→ TASK DIRECTIONS
Locate each line below that includes "name" and reproduce it.

Excerpts from a figure dataset
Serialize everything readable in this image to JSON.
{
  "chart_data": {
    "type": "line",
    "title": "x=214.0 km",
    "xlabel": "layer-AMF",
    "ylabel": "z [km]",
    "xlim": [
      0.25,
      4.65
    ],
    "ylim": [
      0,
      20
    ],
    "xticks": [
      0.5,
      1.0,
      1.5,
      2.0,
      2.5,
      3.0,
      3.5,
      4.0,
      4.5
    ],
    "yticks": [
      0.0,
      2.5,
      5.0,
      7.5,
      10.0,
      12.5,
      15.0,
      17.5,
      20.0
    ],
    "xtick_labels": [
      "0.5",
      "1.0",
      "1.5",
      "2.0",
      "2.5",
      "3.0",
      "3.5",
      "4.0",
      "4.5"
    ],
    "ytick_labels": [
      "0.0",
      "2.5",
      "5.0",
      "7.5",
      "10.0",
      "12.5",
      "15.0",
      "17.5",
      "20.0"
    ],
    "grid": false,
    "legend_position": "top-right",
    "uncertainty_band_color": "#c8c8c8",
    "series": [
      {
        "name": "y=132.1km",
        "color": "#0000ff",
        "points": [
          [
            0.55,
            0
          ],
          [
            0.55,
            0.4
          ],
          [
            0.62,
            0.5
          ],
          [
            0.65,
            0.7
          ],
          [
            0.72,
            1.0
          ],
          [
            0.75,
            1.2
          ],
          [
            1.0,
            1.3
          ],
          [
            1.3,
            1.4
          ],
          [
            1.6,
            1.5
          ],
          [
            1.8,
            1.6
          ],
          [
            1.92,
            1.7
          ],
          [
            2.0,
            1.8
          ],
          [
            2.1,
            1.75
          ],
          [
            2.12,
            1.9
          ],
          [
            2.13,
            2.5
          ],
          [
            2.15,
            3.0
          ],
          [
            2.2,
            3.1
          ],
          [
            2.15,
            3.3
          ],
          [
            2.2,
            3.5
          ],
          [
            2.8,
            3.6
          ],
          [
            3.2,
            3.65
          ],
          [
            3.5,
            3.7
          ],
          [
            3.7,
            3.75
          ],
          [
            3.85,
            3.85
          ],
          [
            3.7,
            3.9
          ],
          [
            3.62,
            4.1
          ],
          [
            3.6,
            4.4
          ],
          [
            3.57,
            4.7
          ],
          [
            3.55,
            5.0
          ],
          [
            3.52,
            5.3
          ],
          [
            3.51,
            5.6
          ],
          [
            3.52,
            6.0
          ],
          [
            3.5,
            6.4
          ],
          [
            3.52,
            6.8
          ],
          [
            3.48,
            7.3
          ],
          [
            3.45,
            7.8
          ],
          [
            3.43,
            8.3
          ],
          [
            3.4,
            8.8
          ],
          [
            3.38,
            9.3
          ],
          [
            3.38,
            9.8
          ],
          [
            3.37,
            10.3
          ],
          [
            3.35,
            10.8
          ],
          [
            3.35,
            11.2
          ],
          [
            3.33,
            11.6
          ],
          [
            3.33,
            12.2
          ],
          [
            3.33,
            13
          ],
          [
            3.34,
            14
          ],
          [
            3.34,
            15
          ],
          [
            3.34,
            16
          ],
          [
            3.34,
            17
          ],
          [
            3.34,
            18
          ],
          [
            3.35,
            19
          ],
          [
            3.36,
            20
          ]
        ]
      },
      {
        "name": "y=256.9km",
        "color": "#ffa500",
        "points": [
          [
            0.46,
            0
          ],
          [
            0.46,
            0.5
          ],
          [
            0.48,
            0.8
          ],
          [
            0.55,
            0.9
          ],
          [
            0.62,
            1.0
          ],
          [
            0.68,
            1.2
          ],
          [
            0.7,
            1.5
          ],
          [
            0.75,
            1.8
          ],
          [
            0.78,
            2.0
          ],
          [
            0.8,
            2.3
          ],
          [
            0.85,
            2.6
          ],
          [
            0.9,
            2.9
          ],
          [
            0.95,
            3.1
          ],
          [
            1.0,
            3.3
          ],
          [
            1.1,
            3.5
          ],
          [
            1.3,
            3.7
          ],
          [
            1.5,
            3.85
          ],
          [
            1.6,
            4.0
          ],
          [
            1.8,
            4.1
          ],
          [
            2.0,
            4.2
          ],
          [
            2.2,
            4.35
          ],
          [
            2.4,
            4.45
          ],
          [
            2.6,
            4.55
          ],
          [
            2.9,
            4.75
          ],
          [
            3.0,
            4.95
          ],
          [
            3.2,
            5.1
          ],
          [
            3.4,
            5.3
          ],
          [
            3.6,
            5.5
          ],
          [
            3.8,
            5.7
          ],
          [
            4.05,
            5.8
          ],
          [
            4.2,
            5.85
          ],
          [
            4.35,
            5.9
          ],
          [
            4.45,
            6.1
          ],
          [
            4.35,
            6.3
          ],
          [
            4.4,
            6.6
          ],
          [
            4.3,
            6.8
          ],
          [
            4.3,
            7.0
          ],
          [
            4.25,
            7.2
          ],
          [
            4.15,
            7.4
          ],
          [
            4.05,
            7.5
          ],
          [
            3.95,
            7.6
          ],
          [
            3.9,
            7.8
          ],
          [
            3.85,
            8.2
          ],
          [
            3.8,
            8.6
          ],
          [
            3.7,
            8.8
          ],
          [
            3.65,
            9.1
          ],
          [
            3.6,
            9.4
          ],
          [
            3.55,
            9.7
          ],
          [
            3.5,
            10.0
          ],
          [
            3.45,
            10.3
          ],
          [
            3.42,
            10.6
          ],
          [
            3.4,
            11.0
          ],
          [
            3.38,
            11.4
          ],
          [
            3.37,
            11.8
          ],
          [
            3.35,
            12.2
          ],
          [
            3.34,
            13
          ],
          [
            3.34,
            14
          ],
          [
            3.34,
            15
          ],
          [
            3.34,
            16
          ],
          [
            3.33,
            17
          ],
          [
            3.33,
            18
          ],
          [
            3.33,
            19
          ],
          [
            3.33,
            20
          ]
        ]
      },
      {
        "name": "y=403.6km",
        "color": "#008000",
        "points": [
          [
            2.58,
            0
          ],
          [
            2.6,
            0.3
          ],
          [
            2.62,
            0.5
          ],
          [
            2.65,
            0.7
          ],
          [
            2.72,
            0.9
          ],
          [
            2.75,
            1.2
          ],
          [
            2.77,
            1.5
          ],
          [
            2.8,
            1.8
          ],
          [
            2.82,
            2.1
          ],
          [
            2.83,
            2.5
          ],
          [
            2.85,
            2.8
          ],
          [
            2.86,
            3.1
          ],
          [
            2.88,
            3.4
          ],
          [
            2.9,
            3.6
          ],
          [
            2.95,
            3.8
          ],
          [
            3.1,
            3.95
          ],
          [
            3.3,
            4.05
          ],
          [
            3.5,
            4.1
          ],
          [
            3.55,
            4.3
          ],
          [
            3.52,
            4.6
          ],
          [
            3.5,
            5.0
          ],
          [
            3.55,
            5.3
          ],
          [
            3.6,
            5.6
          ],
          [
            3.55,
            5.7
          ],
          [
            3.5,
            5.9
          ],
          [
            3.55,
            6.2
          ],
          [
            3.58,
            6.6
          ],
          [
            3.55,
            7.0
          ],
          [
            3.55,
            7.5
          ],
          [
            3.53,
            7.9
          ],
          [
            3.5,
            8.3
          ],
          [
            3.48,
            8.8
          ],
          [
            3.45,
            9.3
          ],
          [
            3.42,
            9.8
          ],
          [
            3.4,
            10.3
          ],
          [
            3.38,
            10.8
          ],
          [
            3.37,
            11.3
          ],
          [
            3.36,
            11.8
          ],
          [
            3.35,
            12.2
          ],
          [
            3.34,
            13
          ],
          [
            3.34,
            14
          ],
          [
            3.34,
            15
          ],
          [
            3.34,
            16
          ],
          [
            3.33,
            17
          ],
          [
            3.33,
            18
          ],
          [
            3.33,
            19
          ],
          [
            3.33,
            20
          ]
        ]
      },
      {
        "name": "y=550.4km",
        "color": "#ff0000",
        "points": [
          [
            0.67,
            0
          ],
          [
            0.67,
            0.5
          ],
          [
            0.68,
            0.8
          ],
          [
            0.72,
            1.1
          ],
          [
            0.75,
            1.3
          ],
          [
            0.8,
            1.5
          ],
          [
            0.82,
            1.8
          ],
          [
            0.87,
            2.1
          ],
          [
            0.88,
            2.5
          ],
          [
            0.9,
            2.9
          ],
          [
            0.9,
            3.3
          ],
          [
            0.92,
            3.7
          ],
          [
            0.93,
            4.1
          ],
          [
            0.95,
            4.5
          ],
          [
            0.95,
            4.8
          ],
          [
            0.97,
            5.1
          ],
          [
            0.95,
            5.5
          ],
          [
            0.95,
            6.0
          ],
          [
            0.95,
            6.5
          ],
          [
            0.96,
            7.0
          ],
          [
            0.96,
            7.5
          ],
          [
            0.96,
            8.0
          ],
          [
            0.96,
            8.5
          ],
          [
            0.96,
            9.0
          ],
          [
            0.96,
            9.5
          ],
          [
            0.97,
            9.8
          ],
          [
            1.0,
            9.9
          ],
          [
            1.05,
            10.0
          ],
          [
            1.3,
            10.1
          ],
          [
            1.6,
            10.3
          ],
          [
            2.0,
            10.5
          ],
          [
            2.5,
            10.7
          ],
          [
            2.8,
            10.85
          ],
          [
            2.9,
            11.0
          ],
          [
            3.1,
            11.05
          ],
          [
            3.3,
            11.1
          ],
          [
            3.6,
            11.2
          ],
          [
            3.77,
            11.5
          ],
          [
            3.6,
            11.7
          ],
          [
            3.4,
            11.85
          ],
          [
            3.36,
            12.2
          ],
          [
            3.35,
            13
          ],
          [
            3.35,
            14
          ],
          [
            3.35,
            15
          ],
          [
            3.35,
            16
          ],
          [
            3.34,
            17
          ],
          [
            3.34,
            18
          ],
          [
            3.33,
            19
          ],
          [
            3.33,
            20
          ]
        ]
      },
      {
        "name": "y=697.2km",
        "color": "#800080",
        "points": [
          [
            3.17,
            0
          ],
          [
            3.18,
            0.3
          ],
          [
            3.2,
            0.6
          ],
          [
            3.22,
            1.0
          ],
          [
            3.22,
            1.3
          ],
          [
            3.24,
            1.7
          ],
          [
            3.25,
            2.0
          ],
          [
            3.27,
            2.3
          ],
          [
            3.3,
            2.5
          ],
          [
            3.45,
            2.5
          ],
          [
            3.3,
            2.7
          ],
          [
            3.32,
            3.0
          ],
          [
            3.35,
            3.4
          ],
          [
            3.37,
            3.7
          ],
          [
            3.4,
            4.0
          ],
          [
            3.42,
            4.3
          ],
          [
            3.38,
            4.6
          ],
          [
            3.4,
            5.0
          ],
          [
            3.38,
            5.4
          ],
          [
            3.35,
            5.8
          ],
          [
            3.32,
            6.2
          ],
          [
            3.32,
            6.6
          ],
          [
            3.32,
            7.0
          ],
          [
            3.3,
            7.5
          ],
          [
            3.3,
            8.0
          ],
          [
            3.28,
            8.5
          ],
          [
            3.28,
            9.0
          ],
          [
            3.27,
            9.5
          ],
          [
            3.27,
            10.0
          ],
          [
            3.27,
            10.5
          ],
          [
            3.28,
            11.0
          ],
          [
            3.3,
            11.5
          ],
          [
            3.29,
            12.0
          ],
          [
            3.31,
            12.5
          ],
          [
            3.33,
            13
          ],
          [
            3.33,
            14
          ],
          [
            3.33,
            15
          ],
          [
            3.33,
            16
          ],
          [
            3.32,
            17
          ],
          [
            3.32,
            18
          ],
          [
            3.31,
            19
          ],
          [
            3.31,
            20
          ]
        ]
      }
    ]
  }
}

→ THE RESULT
        "name": "y=132.1km",
        "name": "y=256.9km",
        "name": "y=403.6km",
        "name": "y=550.4km",
        "name": "y=697.2km",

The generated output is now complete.